→ Document segment:
____________________
At the beginning of the Three Kingdoms era, Zhejiang was home to the warlords Yan Baihu and Wang Lang prior to their defeat by Sun Ce and Sun Quan, who eventually established the Kingdom of Wu. Despite the removal of their court from Kuaiji to Jianye, and they continued development of the region and benefitted from influxes of refugees fleeing the turmoil in northern China. Industrial kilns were established and trade reached as far as Manchuria and Funan.
Zhejiang was part of the Wu during the Three Kingdoms. Wu, commonly known as Eastern Wu or Sun Wu, had been the economically most developed state among the Three Kingdoms. The historical novel Romance of the Three Kingdoms records that Zhejiang had the best-equipped, strong navy force. The story depicts how the states of Wei and Shu, lack of material resources, avoided direct confrontation with the Wu. In armed military conflicts with Wu, the two states relied intensively on tactics of camouflage and deception to steal Wu's military resources including arrows and bows.

Six Dynasties

Despite the continuing prominence of Nanjing, the settlement of Qiantang, the former name of Hangzhou, remained one of the three major metropolitan centers in the south to provide major tax revenue to the imperial centers in the north China. The other two centers in the south were Jiankang and Chengdu. In 589, Qiantang was raised in status and renamed Hangzhou.
Following the fall of Wu and the turmoil of the Wu Hu uprising against the Jin dynasty, most of elite Chinese families had collaborated with the non-Chinese rulers and military conquerors in the north. Some may have lost social privilege, and took refuge in areas south to Yangtze River. Some of the Chinese refugees from north China might have resided in areas near Hangzhou. For example, the clan of Zhuge Liang, a chancellor of the state of Shu Han from Central Plain in north China during the Three Kingdoms period, gathered together at the suburb of Hangzhou, forming an exclusive, closed village Zhuge Village, consisting of villagers all with family name "Zhuge." The village has intentionally isolated itself from the surrounding communities for centuries to this day, and only recently came to be known in public. It suggests that a small number of powerful, elite Chinese refugees from the Central Plain might have taken refugee in south of the Yangtze River. However, considering the mountainous geography and relative lack of agrarian lands in Zhejiang, most of these refugees might have resided in some areas in south China beyond Zhejiang, where fertile agrarian lands and metropolitan resources were available, mainly southern Jiangsu, eastern Fujian, Jiangxi, Hunan, Anhui, and provinces where less cohesive, organized regional governments had been in place. Metropolitan areas of Sichuan was another hub for refugees, given that the state of Shu had long been founded and ruled by political and military elites from the Central Plain and north China. Some refugees from the north China might have found residence in south China depending on their social status and military power in the north. The rump Jin state or the Southern dynasties vied against some elite Chinese from the Central Plain and south of the Yangtze River.
____________________
→ Instruction 1: The passage on Zhejiang's history names several areas in south China beyond Zhejiang where most refugees from the north might have resided. List each of those areas.
→ Instruction 2: Rewrite the records from their beginning up to and including the line that contains "delivery-time-text: 派送时间：广东省内1-2天 ，", replacing "truck-icon" with "delivery-icon" and leaving everything else unchanged.
____________________
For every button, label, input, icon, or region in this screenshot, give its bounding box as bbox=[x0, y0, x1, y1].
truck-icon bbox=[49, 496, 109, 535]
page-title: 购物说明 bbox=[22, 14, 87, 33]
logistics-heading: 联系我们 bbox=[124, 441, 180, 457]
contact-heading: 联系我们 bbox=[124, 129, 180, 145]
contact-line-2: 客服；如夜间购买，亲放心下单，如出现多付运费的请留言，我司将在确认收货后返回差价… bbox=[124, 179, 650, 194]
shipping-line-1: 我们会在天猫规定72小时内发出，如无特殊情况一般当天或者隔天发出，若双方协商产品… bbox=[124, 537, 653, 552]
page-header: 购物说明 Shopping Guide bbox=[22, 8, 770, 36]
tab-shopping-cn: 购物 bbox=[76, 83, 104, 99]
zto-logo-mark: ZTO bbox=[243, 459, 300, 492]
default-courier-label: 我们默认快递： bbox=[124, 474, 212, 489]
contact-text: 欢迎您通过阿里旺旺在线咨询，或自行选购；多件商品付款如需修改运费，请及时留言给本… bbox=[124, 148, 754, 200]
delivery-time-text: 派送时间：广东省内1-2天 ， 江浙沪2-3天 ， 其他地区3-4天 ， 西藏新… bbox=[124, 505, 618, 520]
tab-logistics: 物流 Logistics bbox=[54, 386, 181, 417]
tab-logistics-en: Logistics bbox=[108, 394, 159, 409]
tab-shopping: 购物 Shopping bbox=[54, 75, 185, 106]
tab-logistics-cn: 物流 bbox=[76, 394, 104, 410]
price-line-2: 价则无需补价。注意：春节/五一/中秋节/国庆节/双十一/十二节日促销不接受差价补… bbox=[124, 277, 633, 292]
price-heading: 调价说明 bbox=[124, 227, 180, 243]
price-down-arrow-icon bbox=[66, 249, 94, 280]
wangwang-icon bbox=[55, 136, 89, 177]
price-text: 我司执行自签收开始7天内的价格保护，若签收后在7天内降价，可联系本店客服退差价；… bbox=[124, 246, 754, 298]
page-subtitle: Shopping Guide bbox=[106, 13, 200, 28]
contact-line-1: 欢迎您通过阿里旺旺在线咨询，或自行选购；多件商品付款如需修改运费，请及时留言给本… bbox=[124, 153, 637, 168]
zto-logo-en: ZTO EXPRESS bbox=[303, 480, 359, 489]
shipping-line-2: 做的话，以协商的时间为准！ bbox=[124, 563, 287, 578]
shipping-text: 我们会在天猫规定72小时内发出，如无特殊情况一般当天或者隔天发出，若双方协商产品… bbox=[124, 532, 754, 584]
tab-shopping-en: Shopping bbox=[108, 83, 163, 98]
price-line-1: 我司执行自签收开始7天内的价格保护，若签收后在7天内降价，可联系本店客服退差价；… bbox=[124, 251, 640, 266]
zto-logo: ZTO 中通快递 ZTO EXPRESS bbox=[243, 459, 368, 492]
____________________
→ Task response 1:
- southern Jiangsu
- eastern Fujian
- Jiangxi
- Hunan
- Anhui

→ Task response 2:
For every button, label, input, icon, or region in this screenshot, give its bounding box as bbox=[x0, y0, x1, y1].
delivery-icon bbox=[49, 496, 109, 535]
page-title: 购物说明 bbox=[22, 14, 87, 33]
logistics-heading: 联系我们 bbox=[124, 441, 180, 457]
contact-heading: 联系我们 bbox=[124, 129, 180, 145]
contact-line-2: 客服；如夜间购买，亲放心下单，如出现多付运费的请留言，我司将在确认收货后返回差价… bbox=[124, 179, 650, 194]
shipping-line-1: 我们会在天猫规定72小时内发出，如无特殊情况一般当天或者隔天发出，若双方协商产品… bbox=[124, 537, 653, 552]
page-header: 购物说明 Shopping Guide bbox=[22, 8, 770, 36]
tab-shopping-cn: 购物 bbox=[76, 83, 104, 99]
zto-logo-mark: ZTO bbox=[243, 459, 300, 492]
default-courier-label: 我们默认快递： bbox=[124, 474, 212, 489]
contact-text: 欢迎您通过阿里旺旺在线咨询，或自行选购；多件商品付款如需修改运费，请及时留言给本… bbox=[124, 148, 754, 200]
delivery-time-text: 派送时间：广东省内1-2天 ， 江浙沪2-3天 ， 其他地区3-4天 ， 西藏新… bbox=[124, 505, 618, 520]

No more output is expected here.